- **STATED PROBLEM**
Determine how many lines carry the word "subtitle". Output that number only.
━━━━━━
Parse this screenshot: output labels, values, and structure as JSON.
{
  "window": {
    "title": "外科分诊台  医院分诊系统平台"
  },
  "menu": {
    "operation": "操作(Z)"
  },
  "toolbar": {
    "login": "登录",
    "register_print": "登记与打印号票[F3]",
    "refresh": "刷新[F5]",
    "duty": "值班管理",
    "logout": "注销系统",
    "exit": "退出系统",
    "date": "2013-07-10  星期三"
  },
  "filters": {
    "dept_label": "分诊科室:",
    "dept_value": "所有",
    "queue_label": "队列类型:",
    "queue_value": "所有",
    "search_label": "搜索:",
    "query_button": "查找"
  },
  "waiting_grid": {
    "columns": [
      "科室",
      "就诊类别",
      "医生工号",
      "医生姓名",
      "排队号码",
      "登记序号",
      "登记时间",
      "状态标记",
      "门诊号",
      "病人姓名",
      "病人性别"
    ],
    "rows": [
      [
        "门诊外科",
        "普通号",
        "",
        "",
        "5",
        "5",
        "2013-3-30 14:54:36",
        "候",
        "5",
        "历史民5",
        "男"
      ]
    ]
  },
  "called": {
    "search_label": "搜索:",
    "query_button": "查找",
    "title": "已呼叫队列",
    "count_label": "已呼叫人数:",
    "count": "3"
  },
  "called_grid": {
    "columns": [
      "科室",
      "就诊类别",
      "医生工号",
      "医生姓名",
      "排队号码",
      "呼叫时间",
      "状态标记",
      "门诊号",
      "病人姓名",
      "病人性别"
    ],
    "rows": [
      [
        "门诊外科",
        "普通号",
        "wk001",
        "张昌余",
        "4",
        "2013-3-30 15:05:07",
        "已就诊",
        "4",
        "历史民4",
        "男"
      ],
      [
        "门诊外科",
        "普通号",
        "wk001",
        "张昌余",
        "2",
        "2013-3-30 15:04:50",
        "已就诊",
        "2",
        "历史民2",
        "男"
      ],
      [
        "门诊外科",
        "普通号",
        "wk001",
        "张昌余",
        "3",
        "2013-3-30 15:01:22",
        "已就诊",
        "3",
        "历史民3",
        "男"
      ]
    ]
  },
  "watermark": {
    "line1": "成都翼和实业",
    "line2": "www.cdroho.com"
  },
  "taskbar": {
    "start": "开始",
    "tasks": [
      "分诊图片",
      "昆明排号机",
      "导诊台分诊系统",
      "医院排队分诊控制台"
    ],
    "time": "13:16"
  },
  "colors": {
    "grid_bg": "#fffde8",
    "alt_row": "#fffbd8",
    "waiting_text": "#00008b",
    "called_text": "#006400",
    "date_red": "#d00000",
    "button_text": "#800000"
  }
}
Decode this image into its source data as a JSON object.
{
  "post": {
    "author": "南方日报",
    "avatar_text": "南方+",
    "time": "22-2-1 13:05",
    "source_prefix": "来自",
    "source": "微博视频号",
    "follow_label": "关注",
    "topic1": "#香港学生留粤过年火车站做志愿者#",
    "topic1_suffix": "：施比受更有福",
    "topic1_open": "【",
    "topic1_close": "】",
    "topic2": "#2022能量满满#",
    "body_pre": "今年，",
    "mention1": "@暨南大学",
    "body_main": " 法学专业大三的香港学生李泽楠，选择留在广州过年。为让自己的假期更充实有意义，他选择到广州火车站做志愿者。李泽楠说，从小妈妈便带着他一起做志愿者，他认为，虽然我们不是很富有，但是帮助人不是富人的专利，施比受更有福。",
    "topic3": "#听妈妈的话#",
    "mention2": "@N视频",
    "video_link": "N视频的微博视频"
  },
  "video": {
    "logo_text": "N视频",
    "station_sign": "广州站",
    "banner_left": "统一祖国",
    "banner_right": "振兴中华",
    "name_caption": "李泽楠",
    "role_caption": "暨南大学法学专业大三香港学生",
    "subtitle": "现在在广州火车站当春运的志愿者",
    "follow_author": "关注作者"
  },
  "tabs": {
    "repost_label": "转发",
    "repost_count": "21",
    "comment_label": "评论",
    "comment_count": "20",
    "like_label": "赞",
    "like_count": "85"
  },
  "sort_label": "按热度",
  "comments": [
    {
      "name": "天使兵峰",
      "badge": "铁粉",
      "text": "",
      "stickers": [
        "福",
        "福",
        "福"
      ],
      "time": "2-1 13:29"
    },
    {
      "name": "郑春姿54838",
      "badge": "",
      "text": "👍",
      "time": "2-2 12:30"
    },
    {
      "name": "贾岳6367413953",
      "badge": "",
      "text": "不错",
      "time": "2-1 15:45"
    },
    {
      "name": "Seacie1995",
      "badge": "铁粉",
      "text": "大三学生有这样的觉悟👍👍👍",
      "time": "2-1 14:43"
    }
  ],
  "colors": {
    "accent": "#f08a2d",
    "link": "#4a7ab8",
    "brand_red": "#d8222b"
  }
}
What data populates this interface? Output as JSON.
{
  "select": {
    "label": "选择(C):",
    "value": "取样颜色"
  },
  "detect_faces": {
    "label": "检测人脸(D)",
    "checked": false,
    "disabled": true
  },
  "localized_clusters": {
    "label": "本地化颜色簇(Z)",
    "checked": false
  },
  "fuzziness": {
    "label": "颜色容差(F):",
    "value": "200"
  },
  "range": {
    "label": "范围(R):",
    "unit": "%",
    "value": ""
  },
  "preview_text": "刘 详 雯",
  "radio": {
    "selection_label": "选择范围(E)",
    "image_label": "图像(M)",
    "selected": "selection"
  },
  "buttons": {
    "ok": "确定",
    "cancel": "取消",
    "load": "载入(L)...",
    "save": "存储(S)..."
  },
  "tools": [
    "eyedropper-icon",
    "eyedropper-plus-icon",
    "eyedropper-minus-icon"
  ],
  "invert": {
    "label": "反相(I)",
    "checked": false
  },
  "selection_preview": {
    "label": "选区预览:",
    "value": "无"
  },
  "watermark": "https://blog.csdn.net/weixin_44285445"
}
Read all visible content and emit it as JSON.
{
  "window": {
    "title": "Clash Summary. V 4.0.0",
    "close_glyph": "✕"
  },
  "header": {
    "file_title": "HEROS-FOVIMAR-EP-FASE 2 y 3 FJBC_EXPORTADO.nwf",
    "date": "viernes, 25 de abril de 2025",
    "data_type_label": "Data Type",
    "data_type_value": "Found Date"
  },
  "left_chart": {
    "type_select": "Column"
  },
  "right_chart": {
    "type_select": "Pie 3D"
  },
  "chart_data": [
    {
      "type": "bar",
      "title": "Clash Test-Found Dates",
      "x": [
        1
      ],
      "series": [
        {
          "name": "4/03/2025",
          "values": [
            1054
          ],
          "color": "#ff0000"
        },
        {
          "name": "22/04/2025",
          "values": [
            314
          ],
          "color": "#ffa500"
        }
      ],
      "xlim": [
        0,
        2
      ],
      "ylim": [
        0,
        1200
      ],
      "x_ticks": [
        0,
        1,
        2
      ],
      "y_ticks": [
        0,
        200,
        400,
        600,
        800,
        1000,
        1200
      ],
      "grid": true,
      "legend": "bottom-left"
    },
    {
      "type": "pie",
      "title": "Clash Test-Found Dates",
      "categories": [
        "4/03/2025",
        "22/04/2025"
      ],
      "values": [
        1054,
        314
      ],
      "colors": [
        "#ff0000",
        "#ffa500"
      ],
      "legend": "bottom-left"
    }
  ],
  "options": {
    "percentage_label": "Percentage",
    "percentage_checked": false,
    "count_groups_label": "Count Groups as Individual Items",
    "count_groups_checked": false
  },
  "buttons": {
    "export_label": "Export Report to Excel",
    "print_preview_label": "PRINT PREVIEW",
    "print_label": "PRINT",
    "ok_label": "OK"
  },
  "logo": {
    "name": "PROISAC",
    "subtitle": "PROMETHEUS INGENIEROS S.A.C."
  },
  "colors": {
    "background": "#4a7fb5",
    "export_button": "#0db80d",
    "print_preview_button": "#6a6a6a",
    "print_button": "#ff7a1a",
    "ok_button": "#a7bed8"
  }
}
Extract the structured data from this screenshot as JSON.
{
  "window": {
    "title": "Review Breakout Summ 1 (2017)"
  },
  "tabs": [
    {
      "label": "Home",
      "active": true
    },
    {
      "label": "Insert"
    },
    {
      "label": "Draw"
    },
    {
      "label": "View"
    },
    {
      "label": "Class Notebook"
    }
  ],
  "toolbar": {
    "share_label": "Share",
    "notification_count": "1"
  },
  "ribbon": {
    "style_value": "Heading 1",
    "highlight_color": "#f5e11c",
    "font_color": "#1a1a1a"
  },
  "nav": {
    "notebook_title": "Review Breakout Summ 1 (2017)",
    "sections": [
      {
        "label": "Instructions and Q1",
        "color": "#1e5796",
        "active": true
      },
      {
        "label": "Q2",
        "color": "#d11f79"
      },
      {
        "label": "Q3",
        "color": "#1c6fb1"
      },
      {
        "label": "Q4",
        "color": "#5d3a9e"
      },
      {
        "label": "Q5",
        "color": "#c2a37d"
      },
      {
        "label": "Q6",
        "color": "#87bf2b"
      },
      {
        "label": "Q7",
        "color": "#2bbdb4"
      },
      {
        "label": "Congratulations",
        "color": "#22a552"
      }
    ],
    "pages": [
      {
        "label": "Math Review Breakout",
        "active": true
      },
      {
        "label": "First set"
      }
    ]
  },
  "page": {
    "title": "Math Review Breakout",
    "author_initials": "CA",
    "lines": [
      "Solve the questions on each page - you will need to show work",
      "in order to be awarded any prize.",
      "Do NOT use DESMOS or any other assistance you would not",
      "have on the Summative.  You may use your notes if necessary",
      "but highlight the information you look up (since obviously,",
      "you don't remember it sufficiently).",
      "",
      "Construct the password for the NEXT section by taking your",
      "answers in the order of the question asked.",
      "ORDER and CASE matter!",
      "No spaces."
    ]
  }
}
━━━━━━
- **TASK RESPONSE**
2